--- YOUR INSTRUCTIONS ---
Keep each entry exactly as written when you repeat it, and skip the images.

(Records from a collection of figures)
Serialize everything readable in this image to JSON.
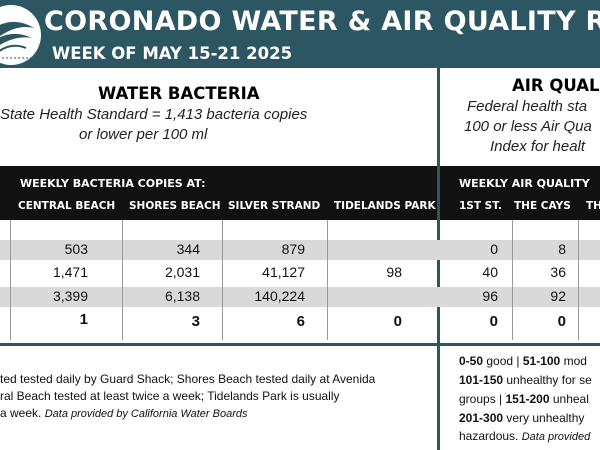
{
  "header": {
    "title": "CORONADO WATER & AIR QUALITY REPO",
    "subtitle": "WEEK OF MAY 15-21 2025"
  },
  "colors": {
    "header_bg": "#2d5663",
    "table_header_bg": "#111111",
    "row_stripe": "#d9d9d9"
  },
  "water": {
    "title": "WATER BACTERIA",
    "standard_line1": "State Health Standard  = 1,413 bacteria copies",
    "standard_line2": "or lower per 100 ml",
    "table_title": "WEEKLY BACTERIA COPIES AT:",
    "columns": [
      "CENTRAL BEACH",
      "SHORES BEACH",
      "SILVER STRAND",
      "TIDELANDS PARK"
    ],
    "rows": [
      [
        "503",
        "344",
        "879",
        ""
      ],
      [
        "1,471",
        "2,031",
        "41,127",
        "98"
      ],
      [
        "3,399",
        "6,138",
        "140,224",
        ""
      ],
      [
        "1",
        "3",
        "6",
        "0"
      ]
    ],
    "note_line1": "ted tested daily by Guard Shack; Shores Beach tested daily at Avenida",
    "note_line2": "ral Beach tested at least twice a week; Tidelands Park is usually",
    "note_line3": " a week.",
    "note_credit": "Data provided by California Water Boards"
  },
  "air": {
    "title": "AIR QUALIT",
    "standard_line1": "Federal health sta",
    "standard_line2": "100 or less Air Qua",
    "standard_line3": "Index for healt",
    "table_title": "WEEKLY AIR QUALITY",
    "columns": [
      "1ST ST.",
      "THE CAYS",
      "TH"
    ],
    "rows": [
      [
        "0",
        "8"
      ],
      [
        "40",
        "36"
      ],
      [
        "96",
        "92"
      ],
      [
        "0",
        "0"
      ]
    ],
    "scale": {
      "r1_range1": "0-50",
      "r1_label1": " good | ",
      "r1_range2": "51-100",
      "r1_label2": " mod",
      "r2_range": "101-150",
      "r2_label": " unhealthy for se",
      "r3_text": "groups | ",
      "r3_range": "151-200",
      "r3_label": " unheal",
      "r4_range": "201-300",
      "r4_label": " very unhealthy",
      "r5_text": "hazardous. ",
      "r5_credit": "Data provided"
    }
  }
}
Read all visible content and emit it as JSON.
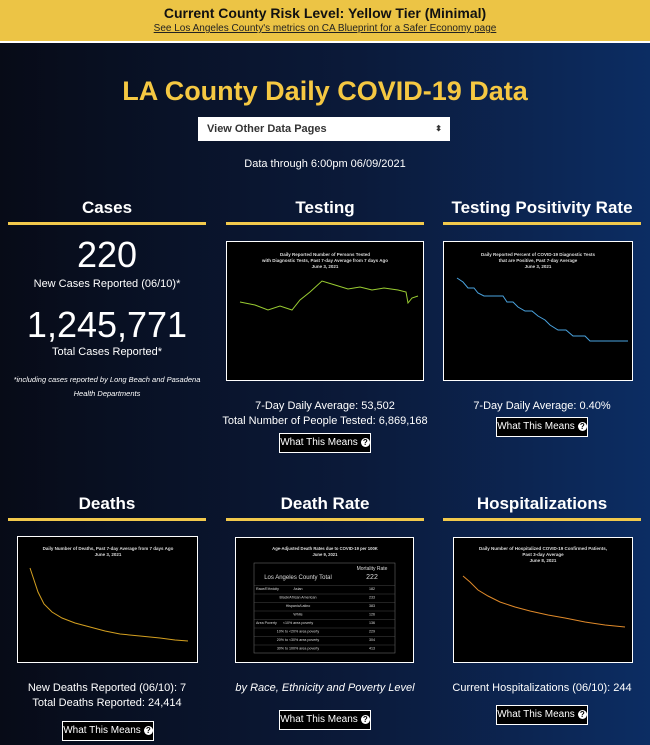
{
  "banner": {
    "title": "Current County Risk Level: Yellow Tier (Minimal)",
    "link": "See Los Angeles County's metrics on CA Blueprint for a Safer Economy page"
  },
  "header": {
    "title": "LA County Daily COVID-19 Data",
    "select": "View Other Data Pages",
    "date": "Data through 6:00pm 06/09/2021"
  },
  "button": "What This Means",
  "cases": {
    "title": "Cases",
    "new_value": "220",
    "new_label": "New Cases Reported (06/10)*",
    "total_value": "1,245,771",
    "total_label": "Total Cases Reported*",
    "note": [
      "*including cases reported by Long Beach and Pasadena",
      "Health Departments"
    ]
  },
  "testing": {
    "title": "Testing",
    "chart_title": [
      "Daily Reported Number of Persons Tested",
      "with Diagnostic Tests, Past 7-day Average from 7 days Ago",
      "June 3, 2021"
    ],
    "stats": [
      "7-Day Daily Average: 53,502",
      "Total Number of People Tested: 6,869,168"
    ]
  },
  "positivity": {
    "title": "Testing Positivity Rate",
    "chart_title": [
      "Daily Reported Percent of COVID-19 Diagnostic Tests",
      "that are Positive, Past 7-day Average",
      "June 3, 2021"
    ],
    "stats": [
      "7-Day Daily Average: 0.40%"
    ]
  },
  "deaths": {
    "title": "Deaths",
    "chart_title": [
      "Daily Number of Deaths, Past 7-day Average from 7 days Ago",
      "June 3, 2021"
    ],
    "stats": [
      "New Deaths Reported (06/10): 7",
      "Total Deaths Reported: 24,414"
    ]
  },
  "death_rate": {
    "title": "Death Rate",
    "chart_title": [
      "Age-Adjusted Death Rates due to COVID-19 per 100K",
      "June 9, 2021"
    ],
    "table": {
      "header": "Mortality Rate",
      "total_label": "Los Angeles County Total",
      "total_value": "222",
      "rows": [
        [
          "Race/Ethnicity",
          "Asian",
          "182"
        ],
        [
          "",
          "Black/African American",
          "233"
        ],
        [
          "",
          "Hispanic/Latino",
          "383"
        ],
        [
          "",
          "White",
          "126"
        ],
        [
          "Area Poverty",
          "<10% area poverty",
          "136"
        ],
        [
          "",
          "10% to <20% area poverty",
          "229"
        ],
        [
          "",
          "20% to <30% area poverty",
          "304"
        ],
        [
          "",
          "30% to 100% area poverty",
          "413"
        ]
      ]
    },
    "caption": "by Race, Ethnicity and Poverty Level"
  },
  "hospitalizations": {
    "title": "Hospitalizations",
    "chart_title": [
      "Daily Number of Hospitalized COVID-19 Confirmed Patients,",
      "Past 3-day Average",
      "June 8, 2021"
    ],
    "stats": [
      "Current Hospitalizations (06/10): 244"
    ]
  }
}
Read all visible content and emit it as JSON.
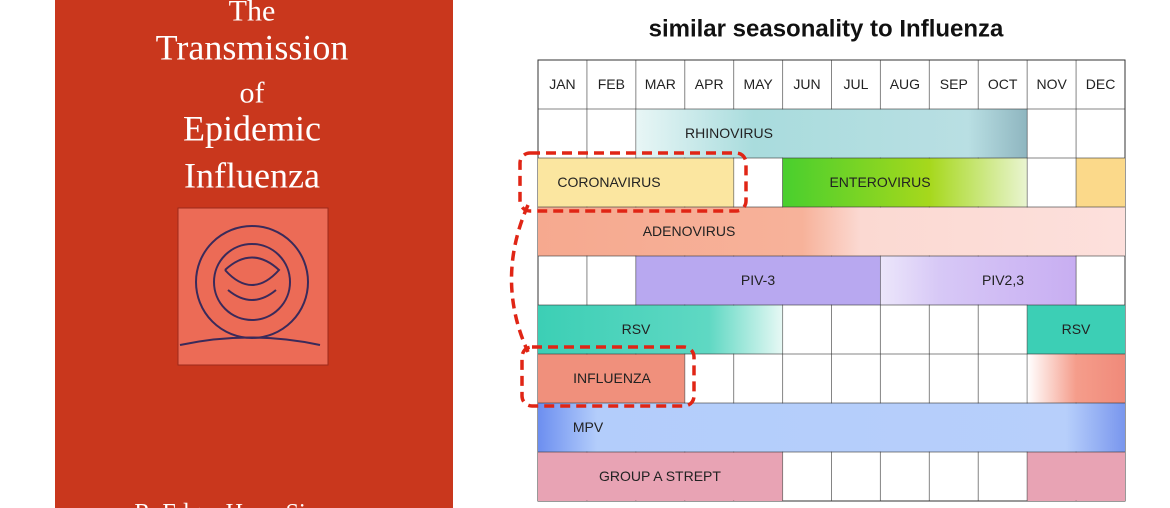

--- ANSWER TO THIS EXERCISE ---
Serialize everything readable in this image to JSON.
{
  "header": {
    "title": "CORONADO WATER & AIR QUALITY REPO",
    "subtitle": "WEEK OF MAY 15-21 2025"
  },
  "colors": {
    "header_bg": "#2d5663",
    "table_header_bg": "#111111",
    "row_stripe": "#d9d9d9"
  },
  "water": {
    "title": "WATER BACTERIA",
    "standard_line1": "State Health Standard  = 1,413 bacteria copies",
    "standard_line2": "or lower per 100 ml",
    "table_title": "WEEKLY BACTERIA COPIES AT:",
    "columns": [
      "CENTRAL BEACH",
      "SHORES BEACH",
      "SILVER STRAND",
      "TIDELANDS PARK"
    ],
    "rows": [
      [
        "503",
        "344",
        "879",
        ""
      ],
      [
        "1,471",
        "2,031",
        "41,127",
        "98"
      ],
      [
        "3,399",
        "6,138",
        "140,224",
        ""
      ],
      [
        "1",
        "3",
        "6",
        "0"
      ]
    ],
    "note_line1": "ted tested daily by Guard Shack; Shores Beach tested daily at Avenida",
    "note_line2": "ral Beach tested at least twice a week; Tidelands Park is usually",
    "note_line3": " a week.",
    "note_credit": "Data provided by California Water Boards"
  },
  "air": {
    "title": "AIR QUALIT",
    "standard_line1": "Federal health sta",
    "standard_line2": "100 or less Air Qua",
    "standard_line3": "Index for healt",
    "table_title": "WEEKLY AIR QUALITY",
    "columns": [
      "1ST ST.",
      "THE CAYS",
      "TH"
    ],
    "rows": [
      [
        "0",
        "8"
      ],
      [
        "40",
        "36"
      ],
      [
        "96",
        "92"
      ],
      [
        "0",
        "0"
      ]
    ],
    "scale": {
      "r1_range1": "0-50",
      "r1_label1": " good | ",
      "r1_range2": "51-100",
      "r1_label2": " mod",
      "r2_range": "101-150",
      "r2_label": " unhealthy for se",
      "r3_text": "groups | ",
      "r3_range": "151-200",
      "r3_label": " unheal",
      "r4_range": "201-300",
      "r4_label": " very unhealthy",
      "r5_text": "hazardous. ",
      "r5_credit": "Data provided"
    }
  }
}
Read all visible content and emit it as JSON.
{
  "banner": {
    "title": "Current County Risk Level: Yellow Tier (Minimal)",
    "link": "See Los Angeles County's metrics on CA Blueprint for a Safer Economy page"
  },
  "header": {
    "title": "LA County Daily COVID-19 Data",
    "select": "View Other Data Pages",
    "date": "Data through 6:00pm 06/09/2021"
  },
  "button": "What This Means",
  "cases": {
    "title": "Cases",
    "new_value": "220",
    "new_label": "New Cases Reported (06/10)*",
    "total_value": "1,245,771",
    "total_label": "Total Cases Reported*",
    "note": [
      "*including cases reported by Long Beach and Pasadena",
      "Health Departments"
    ]
  },
  "testing": {
    "title": "Testing",
    "chart_title": [
      "Daily Reported Number of Persons Tested",
      "with Diagnostic Tests, Past 7-day Average from 7 days Ago",
      "June 3, 2021"
    ],
    "stats": [
      "7-Day Daily Average: 53,502",
      "Total Number of People Tested: 6,869,168"
    ]
  },
  "positivity": {
    "title": "Testing Positivity Rate",
    "chart_title": [
      "Daily Reported Percent of COVID-19 Diagnostic Tests",
      "that are Positive, Past 7-day Average",
      "June 3, 2021"
    ],
    "stats": [
      "7-Day Daily Average: 0.40%"
    ]
  },
  "deaths": {
    "title": "Deaths",
    "chart_title": [
      "Daily Number of Deaths, Past 7-day Average from 7 days Ago",
      "June 3, 2021"
    ],
    "stats": [
      "New Deaths Reported (06/10): 7",
      "Total Deaths Reported: 24,414"
    ]
  },
  "death_rate": {
    "title": "Death Rate",
    "chart_title": [
      "Age-Adjusted Death Rates due to COVID-19 per 100K",
      "June 9, 2021"
    ],
    "table": {
      "header": "Mortality Rate",
      "total_label": "Los Angeles County Total",
      "total_value": "222",
      "rows": [
        [
          "Race/Ethnicity",
          "Asian",
          "182"
        ],
        [
          "",
          "Black/African American",
          "233"
        ],
        [
          "",
          "Hispanic/Latino",
          "383"
        ],
        [
          "",
          "White",
          "126"
        ],
        [
          "Area Poverty",
          "<10% area poverty",
          "136"
        ],
        [
          "",
          "10% to <20% area poverty",
          "229"
        ],
        [
          "",
          "20% to <30% area poverty",
          "304"
        ],
        [
          "",
          "30% to 100% area poverty",
          "413"
        ]
      ]
    },
    "caption": "by Race, Ethnicity and Poverty Level"
  },
  "hospitalizations": {
    "title": "Hospitalizations",
    "chart_title": [
      "Daily Number of Hospitalized COVID-19 Confirmed Patients,",
      "Past 3-day Average",
      "June 8, 2021"
    ],
    "stats": [
      "Current Hospitalizations (06/10): 244"
    ]
  }
}
Read all visible content and emit it as JSON.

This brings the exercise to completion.